> [Records shown]
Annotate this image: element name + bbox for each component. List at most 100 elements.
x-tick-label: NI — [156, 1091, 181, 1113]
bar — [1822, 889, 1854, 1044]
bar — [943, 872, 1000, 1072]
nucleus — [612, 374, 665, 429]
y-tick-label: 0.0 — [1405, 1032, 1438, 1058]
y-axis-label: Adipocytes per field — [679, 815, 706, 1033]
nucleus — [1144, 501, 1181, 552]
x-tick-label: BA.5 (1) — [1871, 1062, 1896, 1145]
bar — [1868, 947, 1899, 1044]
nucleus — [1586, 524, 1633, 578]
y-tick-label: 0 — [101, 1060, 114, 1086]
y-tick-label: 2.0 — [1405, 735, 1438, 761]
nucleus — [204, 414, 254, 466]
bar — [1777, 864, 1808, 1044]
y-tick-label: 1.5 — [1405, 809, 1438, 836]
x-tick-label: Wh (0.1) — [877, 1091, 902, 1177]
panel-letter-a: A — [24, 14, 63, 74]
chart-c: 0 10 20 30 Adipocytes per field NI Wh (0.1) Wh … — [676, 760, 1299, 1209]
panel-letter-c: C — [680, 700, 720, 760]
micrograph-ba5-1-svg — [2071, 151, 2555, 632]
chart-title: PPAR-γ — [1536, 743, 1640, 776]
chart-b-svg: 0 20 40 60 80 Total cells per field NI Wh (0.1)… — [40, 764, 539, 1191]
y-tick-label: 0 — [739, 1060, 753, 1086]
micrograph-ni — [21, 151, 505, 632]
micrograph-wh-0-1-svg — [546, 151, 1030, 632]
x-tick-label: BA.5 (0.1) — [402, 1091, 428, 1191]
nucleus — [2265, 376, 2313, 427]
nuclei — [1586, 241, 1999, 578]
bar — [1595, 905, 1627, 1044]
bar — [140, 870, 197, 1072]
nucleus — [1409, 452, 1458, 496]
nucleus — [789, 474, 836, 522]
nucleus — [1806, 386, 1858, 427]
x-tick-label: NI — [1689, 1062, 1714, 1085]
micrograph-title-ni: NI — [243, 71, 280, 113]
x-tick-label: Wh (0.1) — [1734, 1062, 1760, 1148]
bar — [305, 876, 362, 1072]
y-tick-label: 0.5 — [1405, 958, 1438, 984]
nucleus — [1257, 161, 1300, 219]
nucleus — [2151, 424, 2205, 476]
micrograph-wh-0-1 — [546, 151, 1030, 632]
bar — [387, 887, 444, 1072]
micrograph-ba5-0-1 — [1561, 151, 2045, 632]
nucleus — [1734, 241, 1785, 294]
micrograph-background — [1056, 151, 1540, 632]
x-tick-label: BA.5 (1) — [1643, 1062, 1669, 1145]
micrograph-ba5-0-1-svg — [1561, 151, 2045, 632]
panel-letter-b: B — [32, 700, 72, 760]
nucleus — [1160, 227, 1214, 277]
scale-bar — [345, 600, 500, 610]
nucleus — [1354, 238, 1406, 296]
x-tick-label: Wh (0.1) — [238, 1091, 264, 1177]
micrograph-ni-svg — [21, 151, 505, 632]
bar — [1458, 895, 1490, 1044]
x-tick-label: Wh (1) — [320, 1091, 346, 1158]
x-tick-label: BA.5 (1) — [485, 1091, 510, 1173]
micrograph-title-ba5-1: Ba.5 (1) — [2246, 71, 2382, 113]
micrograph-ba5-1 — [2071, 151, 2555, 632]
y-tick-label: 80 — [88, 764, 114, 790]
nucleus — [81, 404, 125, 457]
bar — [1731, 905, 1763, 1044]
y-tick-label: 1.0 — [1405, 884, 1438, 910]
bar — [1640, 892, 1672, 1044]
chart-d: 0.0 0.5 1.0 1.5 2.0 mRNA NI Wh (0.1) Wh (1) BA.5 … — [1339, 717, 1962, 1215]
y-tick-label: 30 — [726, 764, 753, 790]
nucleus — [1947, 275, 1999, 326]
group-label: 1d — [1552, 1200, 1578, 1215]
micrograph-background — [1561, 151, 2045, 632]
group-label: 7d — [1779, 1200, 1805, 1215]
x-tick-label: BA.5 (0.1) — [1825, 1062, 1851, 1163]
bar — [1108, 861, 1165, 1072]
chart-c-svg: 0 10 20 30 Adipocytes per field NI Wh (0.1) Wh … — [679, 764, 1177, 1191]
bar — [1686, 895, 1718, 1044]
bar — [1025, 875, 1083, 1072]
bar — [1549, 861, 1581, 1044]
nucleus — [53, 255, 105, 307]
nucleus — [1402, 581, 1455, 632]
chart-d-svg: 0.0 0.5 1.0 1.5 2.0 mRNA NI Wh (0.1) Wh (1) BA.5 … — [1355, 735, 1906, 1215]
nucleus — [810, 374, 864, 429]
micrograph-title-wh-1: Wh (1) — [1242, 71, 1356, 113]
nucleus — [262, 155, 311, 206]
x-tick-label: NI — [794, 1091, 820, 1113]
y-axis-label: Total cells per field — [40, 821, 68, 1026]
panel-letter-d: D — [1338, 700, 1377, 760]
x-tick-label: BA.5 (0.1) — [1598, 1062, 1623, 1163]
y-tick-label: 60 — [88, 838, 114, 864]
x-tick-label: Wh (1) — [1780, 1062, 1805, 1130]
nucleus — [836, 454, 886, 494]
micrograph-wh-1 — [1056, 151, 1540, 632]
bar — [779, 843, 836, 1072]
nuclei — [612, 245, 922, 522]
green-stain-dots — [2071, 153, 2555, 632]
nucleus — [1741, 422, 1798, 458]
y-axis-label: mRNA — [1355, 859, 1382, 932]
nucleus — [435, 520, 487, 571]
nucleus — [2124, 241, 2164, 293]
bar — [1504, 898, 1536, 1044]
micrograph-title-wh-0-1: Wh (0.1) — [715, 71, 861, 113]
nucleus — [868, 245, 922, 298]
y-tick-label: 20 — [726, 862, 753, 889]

> [Assigned task] With no word changed, write the entries out once more.

> [Answer to the exercise]
Annotate this image: element name + bbox for each component. List at most 100 elements.
x-tick-label: NI — [156, 1091, 181, 1113]
bar — [1822, 889, 1854, 1044]
bar — [943, 872, 1000, 1072]
nucleus — [612, 374, 665, 429]
y-tick-label: 0.0 — [1405, 1032, 1438, 1058]
y-axis-label: Adipocytes per field — [679, 815, 706, 1033]
nucleus — [1144, 501, 1181, 552]
x-tick-label: BA.5 (1) — [1871, 1062, 1896, 1145]
bar — [1868, 947, 1899, 1044]
nucleus — [1586, 524, 1633, 578]
y-tick-label: 0 — [101, 1060, 114, 1086]
y-tick-label: 2.0 — [1405, 735, 1438, 761]
nucleus — [204, 414, 254, 466]
bar — [1777, 864, 1808, 1044]
y-tick-label: 1.5 — [1405, 809, 1438, 836]
x-tick-label: Wh (0.1) — [877, 1091, 902, 1177]
panel-letter-a: A — [24, 14, 63, 74]
chart-c: 0 10 20 30 Adipocytes per field NI Wh (0.1) Wh … — [676, 760, 1299, 1209]
panel-letter-c: C — [680, 700, 720, 760]
micrograph-ba5-1-svg — [2071, 151, 2555, 632]
chart-title: PPAR-γ — [1536, 743, 1640, 776]
chart-b-svg: 0 20 40 60 80 Total cells per field NI Wh (0.1)… — [40, 764, 539, 1191]
y-tick-label: 0 — [739, 1060, 753, 1086]
micrograph-ni — [21, 151, 505, 632]
micrograph-wh-0-1-svg — [546, 151, 1030, 632]
x-tick-label: BA.5 (0.1) — [402, 1091, 428, 1191]
nucleus — [2265, 376, 2313, 427]
nuclei — [1586, 241, 1999, 578]
bar — [1595, 905, 1627, 1044]
bar — [140, 870, 197, 1072]
nucleus — [1409, 452, 1458, 496]
nucleus — [789, 474, 836, 522]
nucleus — [1806, 386, 1858, 427]
x-tick-label: NI — [1689, 1062, 1714, 1085]
micrograph-title-ni: NI — [243, 71, 280, 113]
x-tick-label: Wh (0.1) — [1734, 1062, 1760, 1148]
bar — [305, 876, 362, 1072]
y-tick-label: 0.5 — [1405, 958, 1438, 984]
nucleus — [1257, 161, 1300, 219]
nucleus — [2151, 424, 2205, 476]
micrograph-wh-0-1 — [546, 151, 1030, 632]
bar — [387, 887, 444, 1072]
micrograph-ba5-0-1 — [1561, 151, 2045, 632]
nucleus — [1734, 241, 1785, 294]
micrograph-background — [1056, 151, 1540, 632]
x-tick-label: BA.5 (1) — [1643, 1062, 1669, 1145]
micrograph-ba5-0-1-svg — [1561, 151, 2045, 632]
panel-letter-b: B — [32, 700, 72, 760]
nucleus — [1160, 227, 1214, 277]
scale-bar — [345, 600, 500, 610]
nucleus — [1354, 238, 1406, 296]
x-tick-label: Wh (0.1) — [238, 1091, 264, 1177]
micrograph-ni-svg — [21, 151, 505, 632]
bar — [1458, 895, 1490, 1044]
x-tick-label: Wh (1) — [320, 1091, 346, 1158]
x-tick-label: BA.5 (1) — [485, 1091, 510, 1173]
micrograph-title-ba5-1: Ba.5 (1) — [2246, 71, 2382, 113]
micrograph-ba5-1 — [2071, 151, 2555, 632]
y-tick-label: 80 — [88, 764, 114, 790]
nucleus — [81, 404, 125, 457]
bar — [1731, 905, 1763, 1044]
y-tick-label: 1.0 — [1405, 884, 1438, 910]
bar — [1640, 892, 1672, 1044]
chart-d: 0.0 0.5 1.0 1.5 2.0 mRNA NI Wh (0.1) Wh (1) BA.5 … — [1339, 717, 1962, 1215]
y-tick-label: 30 — [726, 764, 753, 790]
nucleus — [1947, 275, 1999, 326]
group-label: 1d — [1552, 1200, 1578, 1215]
micrograph-background — [1561, 151, 2045, 632]
group-label: 7d — [1779, 1200, 1805, 1215]
x-tick-label: BA.5 (0.1) — [1825, 1062, 1851, 1163]
bar — [1108, 861, 1165, 1072]
chart-c-svg: 0 10 20 30 Adipocytes per field NI Wh (0.1) Wh … — [679, 764, 1177, 1191]
bar — [1686, 895, 1718, 1044]
bar — [1025, 875, 1083, 1072]
bar — [1549, 861, 1581, 1044]
nucleus — [53, 255, 105, 307]
nucleus — [1402, 581, 1455, 632]
chart-d-svg: 0.0 0.5 1.0 1.5 2.0 mRNA NI Wh (0.1) Wh (1) BA.5 … — [1355, 735, 1906, 1215]
nucleus — [810, 374, 864, 429]
micrograph-title-wh-1: Wh (1) — [1242, 71, 1356, 113]
nucleus — [262, 155, 311, 206]
x-tick-label: NI — [794, 1091, 820, 1113]
y-axis-label: Total cells per field — [40, 821, 68, 1026]
panel-letter-d: D — [1338, 700, 1377, 760]
x-tick-label: BA.5 (0.1) — [1598, 1062, 1623, 1163]
y-tick-label: 60 — [88, 838, 114, 864]
x-tick-label: Wh (1) — [1780, 1062, 1805, 1130]
nucleus — [836, 454, 886, 494]
micrograph-wh-1 — [1056, 151, 1540, 632]
bar — [779, 843, 836, 1072]
nuclei — [612, 245, 922, 522]
green-stain-dots — [2071, 153, 2555, 632]
nucleus — [1741, 422, 1798, 458]
y-axis-label: mRNA — [1355, 859, 1382, 932]
nucleus — [435, 520, 487, 571]
nucleus — [2124, 241, 2164, 293]
bar — [1504, 898, 1536, 1044]
micrograph-title-wh-0-1: Wh (0.1) — [715, 71, 861, 113]
nucleus — [868, 245, 922, 298]
y-tick-label: 20 — [726, 862, 753, 889]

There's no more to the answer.